[Dataset entries]
--------
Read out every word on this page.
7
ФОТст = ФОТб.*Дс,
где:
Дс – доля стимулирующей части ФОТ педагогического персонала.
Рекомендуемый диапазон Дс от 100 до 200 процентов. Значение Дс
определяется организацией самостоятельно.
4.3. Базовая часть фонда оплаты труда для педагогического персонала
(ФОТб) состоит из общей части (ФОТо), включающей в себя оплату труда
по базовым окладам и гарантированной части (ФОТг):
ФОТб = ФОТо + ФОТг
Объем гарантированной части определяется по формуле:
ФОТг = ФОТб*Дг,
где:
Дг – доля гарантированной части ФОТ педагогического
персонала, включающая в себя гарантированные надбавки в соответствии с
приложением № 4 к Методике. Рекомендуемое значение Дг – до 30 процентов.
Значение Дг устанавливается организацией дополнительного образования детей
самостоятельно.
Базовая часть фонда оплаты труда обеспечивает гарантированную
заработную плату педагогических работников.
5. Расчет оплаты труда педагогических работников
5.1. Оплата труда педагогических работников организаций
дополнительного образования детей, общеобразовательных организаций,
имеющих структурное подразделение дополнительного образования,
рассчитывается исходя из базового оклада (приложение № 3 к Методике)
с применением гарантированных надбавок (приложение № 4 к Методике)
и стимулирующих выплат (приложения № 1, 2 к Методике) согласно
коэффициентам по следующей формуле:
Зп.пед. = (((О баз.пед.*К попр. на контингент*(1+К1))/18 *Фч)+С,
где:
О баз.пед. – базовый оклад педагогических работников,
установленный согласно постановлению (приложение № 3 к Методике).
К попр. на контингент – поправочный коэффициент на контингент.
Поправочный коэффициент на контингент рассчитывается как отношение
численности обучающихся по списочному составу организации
--------
§ Problem description
Reply with one number only, the count of lines above that hold the string "фонда".

§ Task answer
2